Task prompt.
Copy the data exactly; pictures stay out of the copy.

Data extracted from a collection
____
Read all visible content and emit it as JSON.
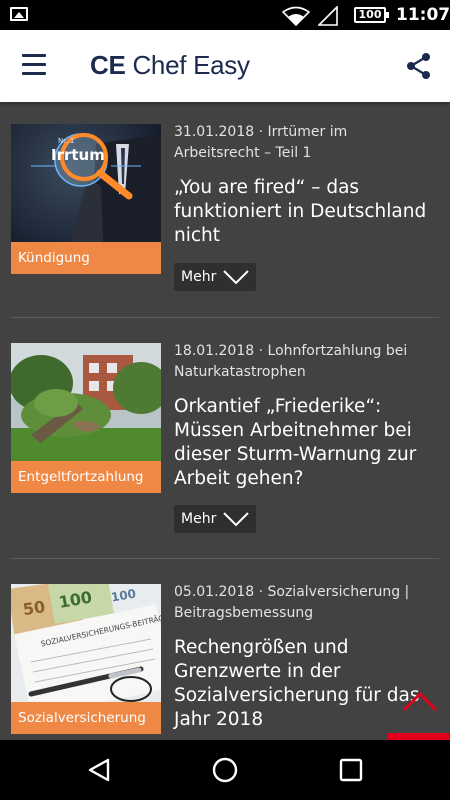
{
  "status_bar": {
    "battery": "100",
    "time": "11:07"
  },
  "app_bar": {
    "title_bold": "CE",
    "title_rest": " Chef Easy"
  },
  "articles": [
    {
      "meta": "31.01.2018 · Irrtümer im Arbeitsrecht – Teil 1",
      "headline": "„You are fired“ – das funktioniert in Deutschland nicht",
      "category": "Kündigung",
      "thumb_text": "Irrtum",
      "thumb_badge": "Nr. 1",
      "more_label": "Mehr"
    },
    {
      "meta": "18.01.2018 · Lohnfortzahlung bei Naturkatastrophen",
      "headline": "Orkantief „Friederike“: Müssen Arbeitnehmer bei dieser Sturm-Warnung zur Arbeit gehen?",
      "category": "Entgeltfortzahlung",
      "more_label": "Mehr"
    },
    {
      "meta": "05.01.2018 · Sozialversicherung | Beitragsbemessung",
      "headline": "Rechengrößen und Grenzwerte in der Sozialversicherung für das Jahr 2018",
      "category": "Sozialversicherung",
      "thumb_text": "SOZIALVERSICHERUNGS-BEITRÄGE",
      "thumb_notes": [
        "50",
        "100",
        "100"
      ]
    }
  ],
  "colors": {
    "brand_navy": "#1b2a4e",
    "category_orange": "#ee8844",
    "content_bg": "#424242",
    "accent_red": "#e3001b"
  },
  "icons": {
    "menu": "hamburger-menu-icon",
    "share": "share-icon",
    "more": "chevron-down-icon",
    "scroll_top": "chevron-up-icon",
    "nav_back": "back-triangle-icon",
    "nav_home": "home-icon",
    "nav_recents": "recents-square-icon"
  }
}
____
Completed exercise.
Read all visible content and emit it as JSON.
{
  "status_bar": {
    "battery": "100",
    "time": "11:07"
  },
  "app_bar": {
    "title_bold": "CE",
    "title_rest": " Chef Easy"
  },
  "articles": [
    {
      "meta": "31.01.2018 · Irrtümer im Arbeitsrecht – Teil 1",
      "headline": "„You are fired“ – das funktioniert in Deutschland nicht",
      "category": "Kündigung",
      "thumb_text": "Irrtum",
      "thumb_badge": "Nr. 1",
      "more_label": "Mehr"
    },
    {
      "meta": "18.01.2018 · Lohnfortzahlung bei Naturkatastrophen",
      "headline": "Orkantief „Friederike“: Müssen Arbeitnehmer bei dieser Sturm-Warnung zur Arbeit gehen?",
      "category": "Entgeltfortzahlung",
      "more_label": "Mehr"
    },
    {
      "meta": "05.01.2018 · Sozialversicherung | Beitragsbemessung",
      "headline": "Rechengrößen und Grenzwerte in der Sozialversicherung für das Jahr 2018",
      "category": "Sozialversicherung",
      "thumb_text": "SOZIALVERSICHERUNGS-BEITRÄGE",
      "thumb_notes": [
        "50",
        "100",
        "100"
      ]
    }
  ],
  "colors": {
    "brand_navy": "#1b2a4e",
    "category_orange": "#ee8844",
    "content_bg": "#424242",
    "accent_red": "#e3001b"
  },
  "icons": {
    "menu": "hamburger-menu-icon",
    "share": "share-icon",
    "more": "chevron-down-icon",
    "scroll_top": "chevron-up-icon",
    "nav_back": "back-triangle-icon",
    "nav_home": "home-icon",
    "nav_recents": "recents-square-icon"
  }
}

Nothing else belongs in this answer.